→ WHAT IS REQUIRED
Gather up every line that includes the string "SEAMEN".
— BEGIN —
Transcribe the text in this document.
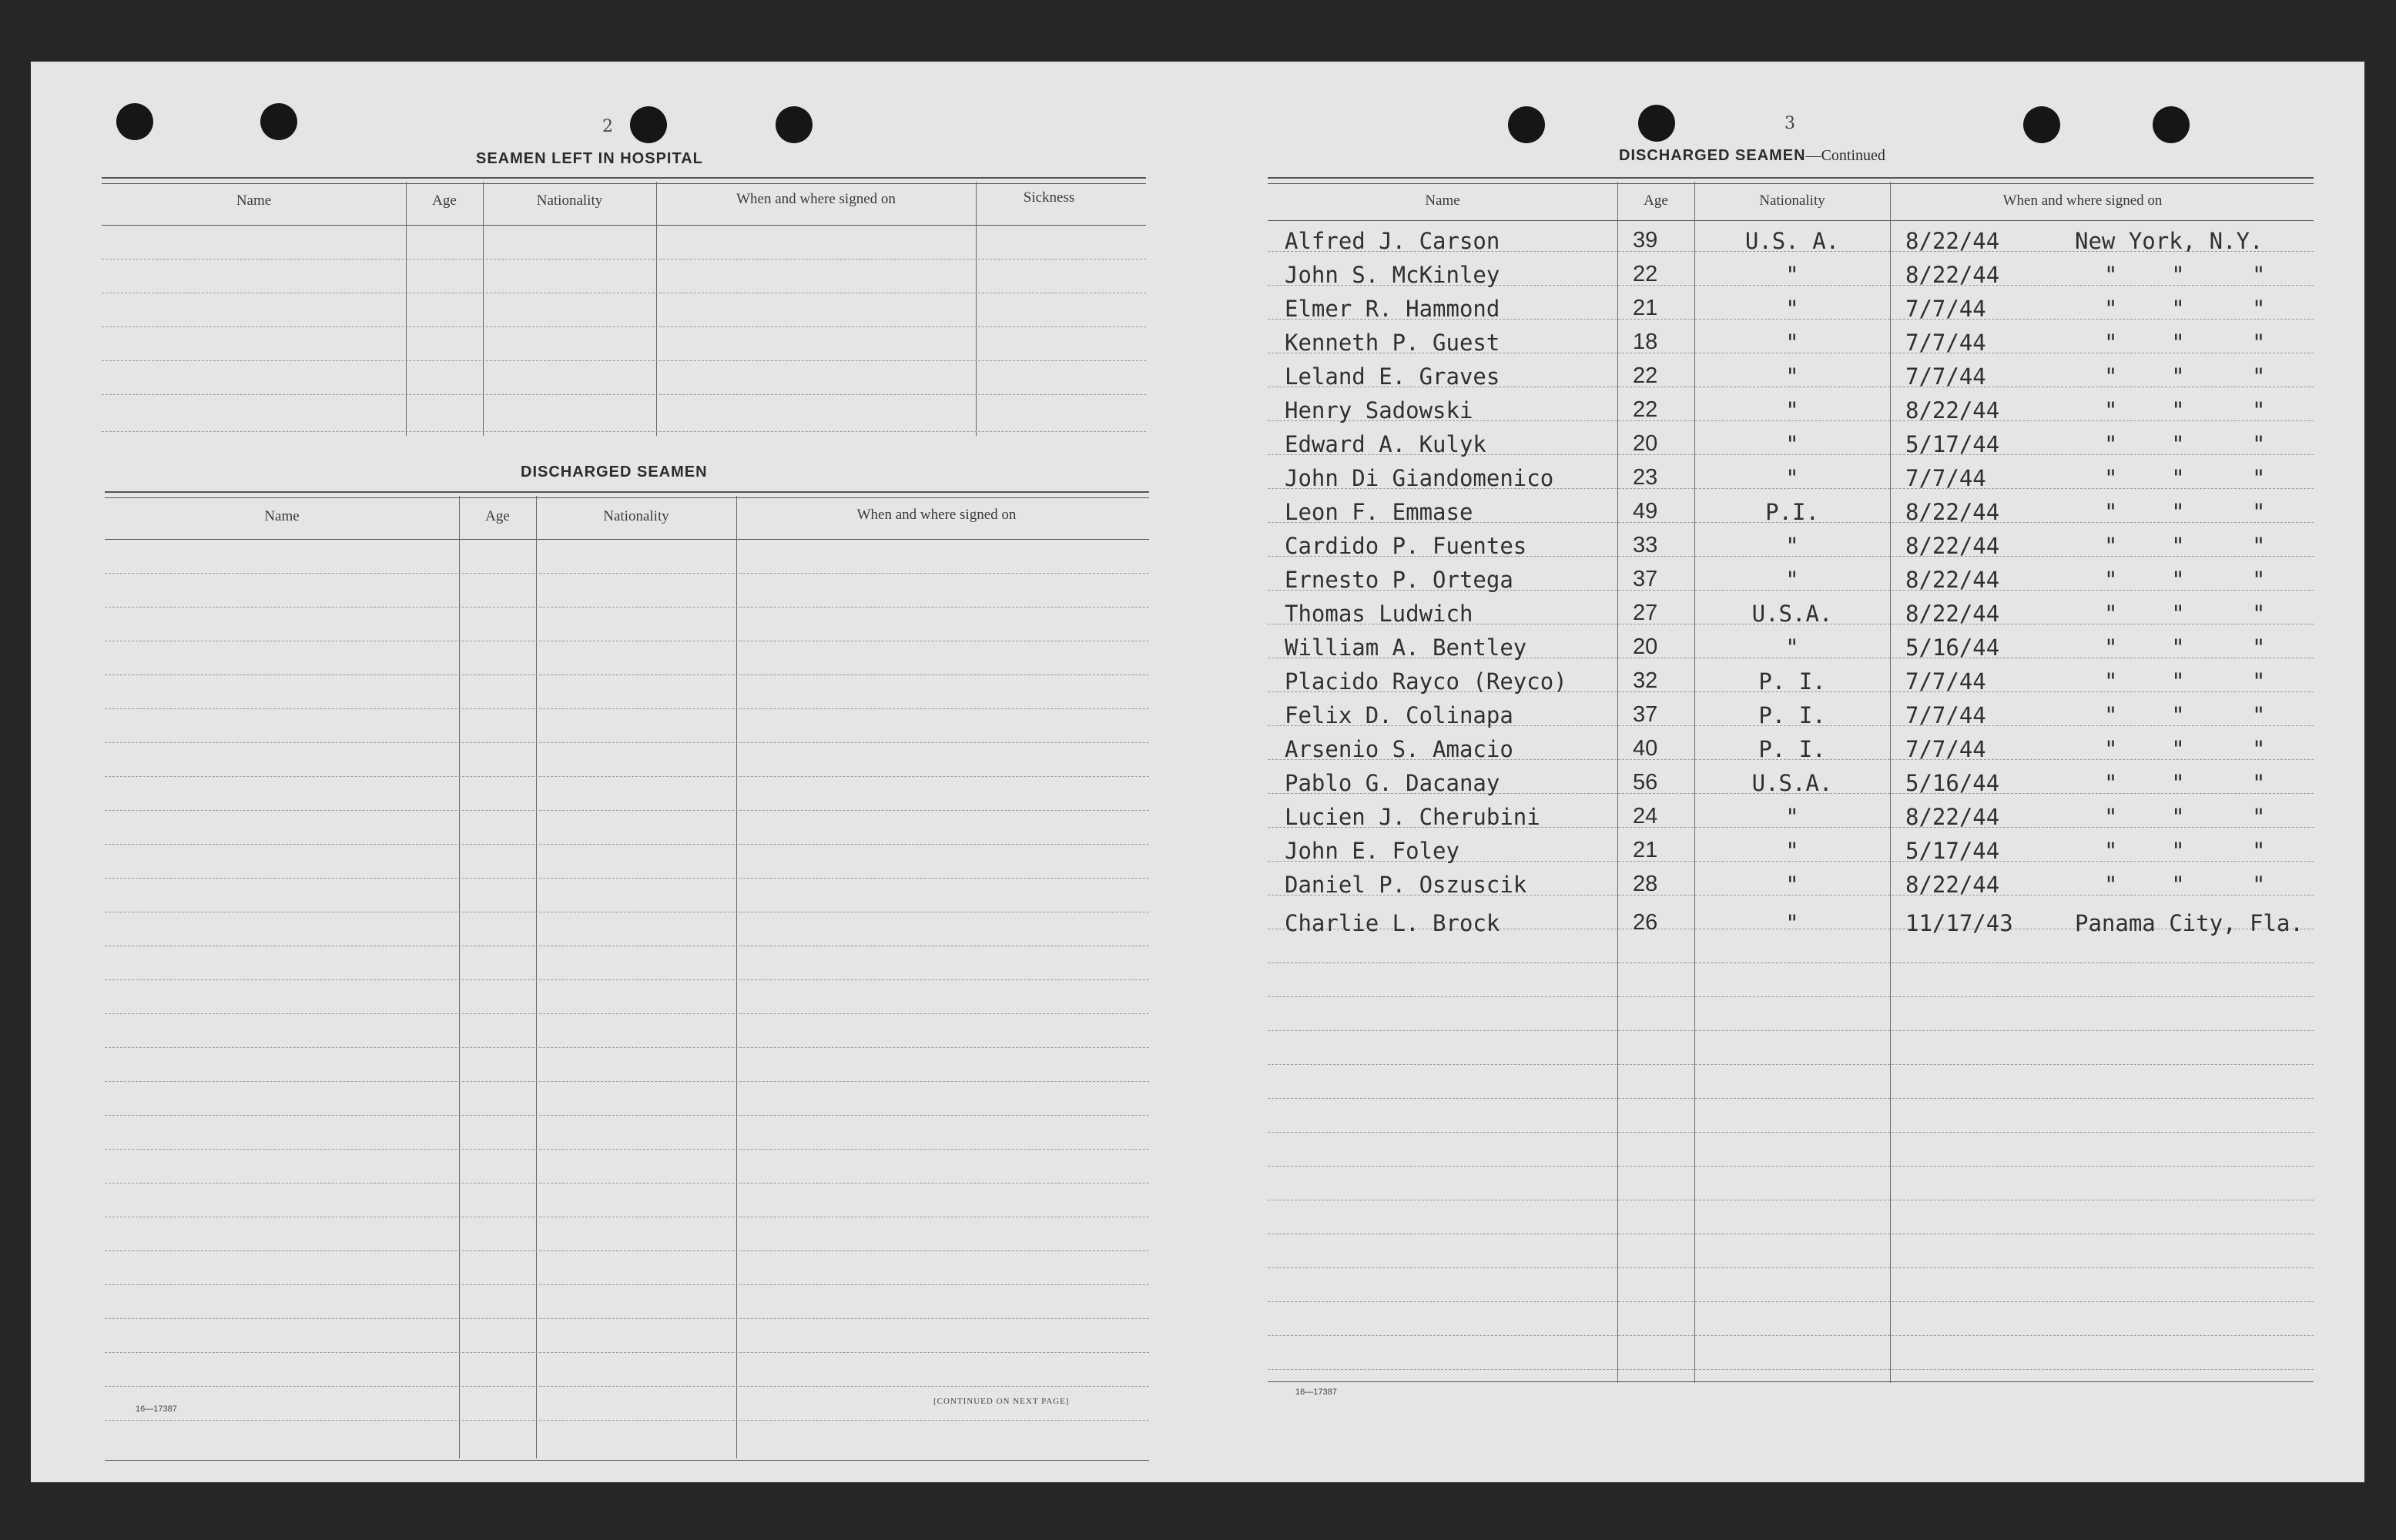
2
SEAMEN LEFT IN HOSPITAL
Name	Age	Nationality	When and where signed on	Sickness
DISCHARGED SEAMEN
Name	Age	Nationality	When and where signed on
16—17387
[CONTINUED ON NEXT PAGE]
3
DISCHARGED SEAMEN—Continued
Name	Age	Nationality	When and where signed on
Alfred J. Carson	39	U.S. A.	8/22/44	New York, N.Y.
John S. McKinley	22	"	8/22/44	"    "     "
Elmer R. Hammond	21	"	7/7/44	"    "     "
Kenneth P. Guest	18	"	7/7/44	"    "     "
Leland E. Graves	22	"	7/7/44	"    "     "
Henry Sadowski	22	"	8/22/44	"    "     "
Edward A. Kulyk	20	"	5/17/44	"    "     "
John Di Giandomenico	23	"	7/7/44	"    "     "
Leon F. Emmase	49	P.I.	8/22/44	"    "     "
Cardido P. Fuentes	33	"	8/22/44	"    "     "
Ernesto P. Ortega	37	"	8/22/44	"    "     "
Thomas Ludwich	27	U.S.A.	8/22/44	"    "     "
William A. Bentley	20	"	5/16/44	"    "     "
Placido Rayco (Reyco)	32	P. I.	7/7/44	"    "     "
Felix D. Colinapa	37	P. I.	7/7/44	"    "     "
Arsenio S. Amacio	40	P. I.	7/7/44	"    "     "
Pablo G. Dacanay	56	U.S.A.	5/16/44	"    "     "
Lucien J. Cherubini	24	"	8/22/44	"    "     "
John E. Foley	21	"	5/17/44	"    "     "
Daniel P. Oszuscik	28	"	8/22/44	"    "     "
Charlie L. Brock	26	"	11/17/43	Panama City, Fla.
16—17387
— END —
→ FINAL RESULT
SEAMEN LEFT IN HOSPITAL
DISCHARGED SEAMEN
DISCHARGED SEAMEN—Continued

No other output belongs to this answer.